#### [WHAT TO PRODUCE]
Can you revise the part of the listing that opens with the line containing "inset-label: 2 — [393, 83, 400, 98]" and closes with the end of the listing, putting "x-axis-tick" wherever "x-tick-label" appears and changing nothing else? Give back only those lines.

#### [MATERIAL FOR THE TASK]
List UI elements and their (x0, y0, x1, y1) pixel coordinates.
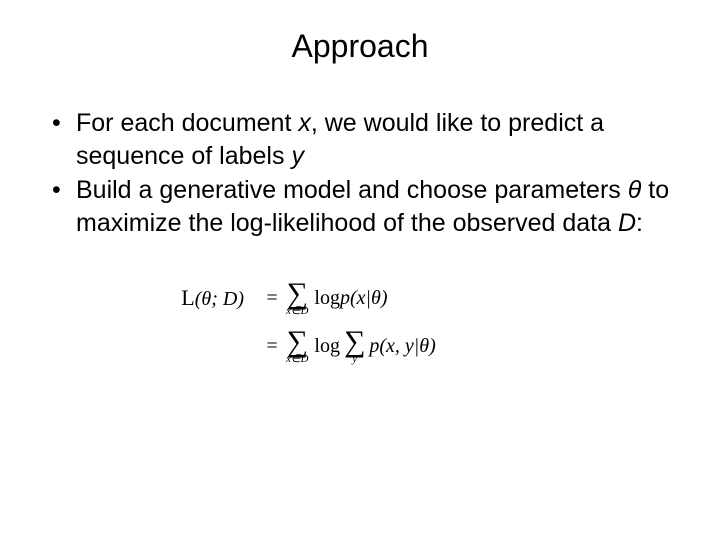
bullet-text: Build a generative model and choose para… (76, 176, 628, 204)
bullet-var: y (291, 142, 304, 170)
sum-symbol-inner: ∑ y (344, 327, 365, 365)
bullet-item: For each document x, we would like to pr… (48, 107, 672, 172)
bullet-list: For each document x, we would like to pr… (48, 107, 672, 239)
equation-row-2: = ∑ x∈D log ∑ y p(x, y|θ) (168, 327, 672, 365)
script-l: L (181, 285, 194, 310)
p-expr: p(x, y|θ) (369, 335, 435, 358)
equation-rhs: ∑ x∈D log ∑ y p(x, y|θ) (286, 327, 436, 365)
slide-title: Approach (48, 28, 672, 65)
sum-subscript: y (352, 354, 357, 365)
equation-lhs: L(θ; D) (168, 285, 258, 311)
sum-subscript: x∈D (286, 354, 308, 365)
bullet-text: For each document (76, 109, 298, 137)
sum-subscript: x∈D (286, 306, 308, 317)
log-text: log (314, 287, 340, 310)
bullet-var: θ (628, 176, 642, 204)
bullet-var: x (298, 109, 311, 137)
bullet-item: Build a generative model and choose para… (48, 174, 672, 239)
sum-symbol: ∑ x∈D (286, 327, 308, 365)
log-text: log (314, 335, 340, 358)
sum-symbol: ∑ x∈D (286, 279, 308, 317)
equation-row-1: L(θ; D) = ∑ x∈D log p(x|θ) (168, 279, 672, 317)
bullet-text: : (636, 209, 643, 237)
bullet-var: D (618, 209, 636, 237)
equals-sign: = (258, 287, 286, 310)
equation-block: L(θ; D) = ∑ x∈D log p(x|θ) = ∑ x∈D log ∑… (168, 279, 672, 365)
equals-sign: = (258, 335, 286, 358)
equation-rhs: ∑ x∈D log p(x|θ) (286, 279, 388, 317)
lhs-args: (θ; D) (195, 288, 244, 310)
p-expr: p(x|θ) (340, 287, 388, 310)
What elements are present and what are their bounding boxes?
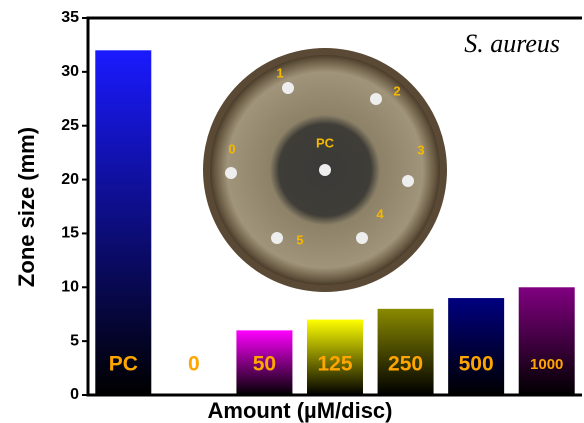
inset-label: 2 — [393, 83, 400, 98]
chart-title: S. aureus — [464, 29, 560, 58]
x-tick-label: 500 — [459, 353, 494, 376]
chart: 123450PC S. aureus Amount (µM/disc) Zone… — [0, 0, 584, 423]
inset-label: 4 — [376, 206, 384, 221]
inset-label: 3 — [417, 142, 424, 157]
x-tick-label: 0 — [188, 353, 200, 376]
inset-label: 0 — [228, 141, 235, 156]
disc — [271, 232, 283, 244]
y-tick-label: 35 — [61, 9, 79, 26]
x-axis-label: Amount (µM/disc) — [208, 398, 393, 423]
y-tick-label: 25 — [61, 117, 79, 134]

#### [RESULT FOR THIS EXERCISE]
inset-label: 2 — [393, 83, 400, 98]
chart-title: S. aureus — [464, 29, 560, 58]
x-axis-tick: 500 — [459, 353, 494, 376]
chart: 123450PC S. aureus Amount (µM/disc) Zone… — [0, 0, 584, 423]
inset-label: 4 — [376, 206, 384, 221]
inset-label: 3 — [417, 142, 424, 157]
x-axis-tick: 0 — [188, 353, 200, 376]
inset-label: 0 — [228, 141, 235, 156]
disc — [271, 232, 283, 244]
y-tick-label: 35 — [61, 9, 79, 26]
x-axis-label: Amount (µM/disc) — [208, 398, 393, 423]
y-tick-label: 25 — [61, 117, 79, 134]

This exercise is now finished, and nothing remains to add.